■ **Assignment**
A word-for-word copy of the following listing is needed. Leave out its images.

■ **Provided records**
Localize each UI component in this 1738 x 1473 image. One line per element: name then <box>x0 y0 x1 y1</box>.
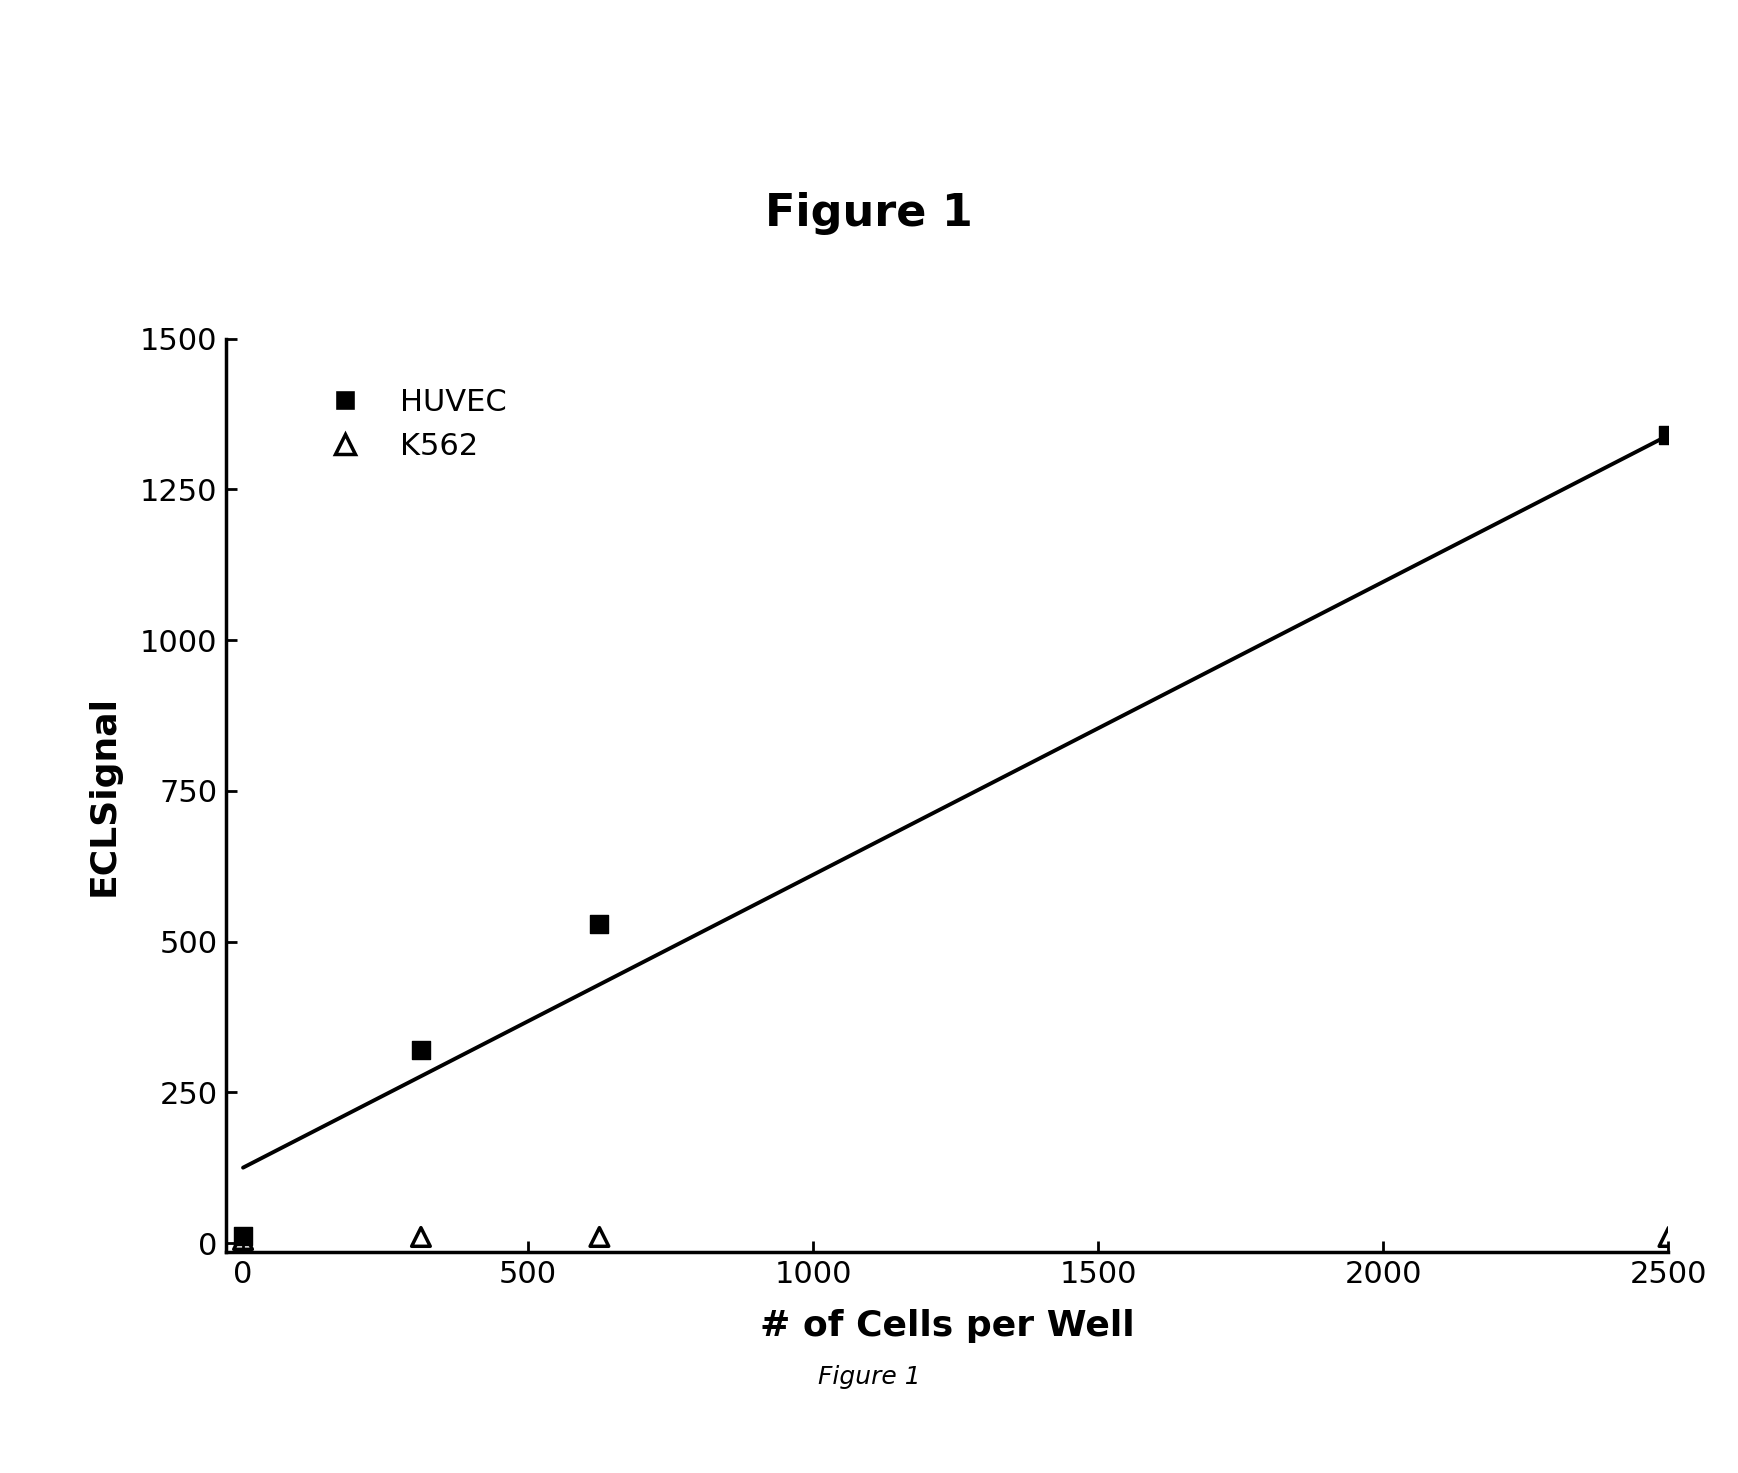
Point <box>1655 1226 1682 1249</box>
Legend: HUVEC, K562: HUVEC, K562 <box>299 373 521 476</box>
Point <box>229 1228 257 1252</box>
Point <box>1655 423 1682 446</box>
Text: Figure 1: Figure 1 <box>765 191 973 236</box>
Text: Figure 1: Figure 1 <box>817 1365 921 1389</box>
Point <box>407 1226 434 1249</box>
Point <box>407 1038 434 1062</box>
Y-axis label: ECLSignal: ECLSignal <box>87 695 120 896</box>
Point <box>586 912 614 935</box>
Point <box>586 1226 614 1249</box>
Point <box>229 1224 257 1248</box>
X-axis label: # of Cells per Well: # of Cells per Well <box>760 1309 1135 1343</box>
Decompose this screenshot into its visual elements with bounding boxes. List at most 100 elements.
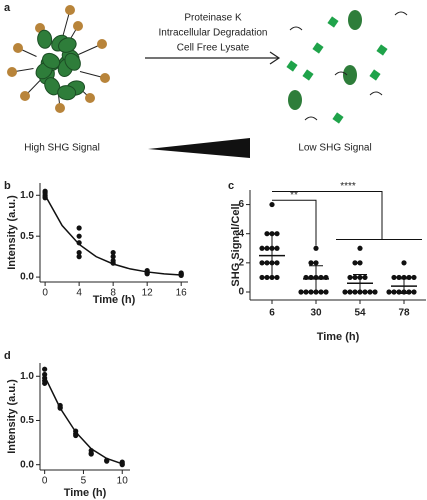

■ **Task output**
Localize each UI component in this 1738 x 1473 image. One line per element: name then <box>x0 y0 x1 y1</box>.
Point <box>1655 1226 1682 1249</box>
Legend: HUVEC, K562: HUVEC, K562 <box>299 373 521 476</box>
Point <box>229 1228 257 1252</box>
Point <box>1655 423 1682 446</box>
Text: Figure 1: Figure 1 <box>765 191 973 236</box>
Text: Figure 1: Figure 1 <box>817 1365 921 1389</box>
Point <box>407 1226 434 1249</box>
Point <box>407 1038 434 1062</box>
Y-axis label: ECLSignal: ECLSignal <box>87 695 120 896</box>
Point <box>586 912 614 935</box>
Point <box>586 1226 614 1249</box>
Point <box>229 1224 257 1248</box>
X-axis label: # of Cells per Well: # of Cells per Well <box>760 1309 1135 1343</box>
Decompose this screenshot into its visual elements with bounding boxes. List at most 100 elements.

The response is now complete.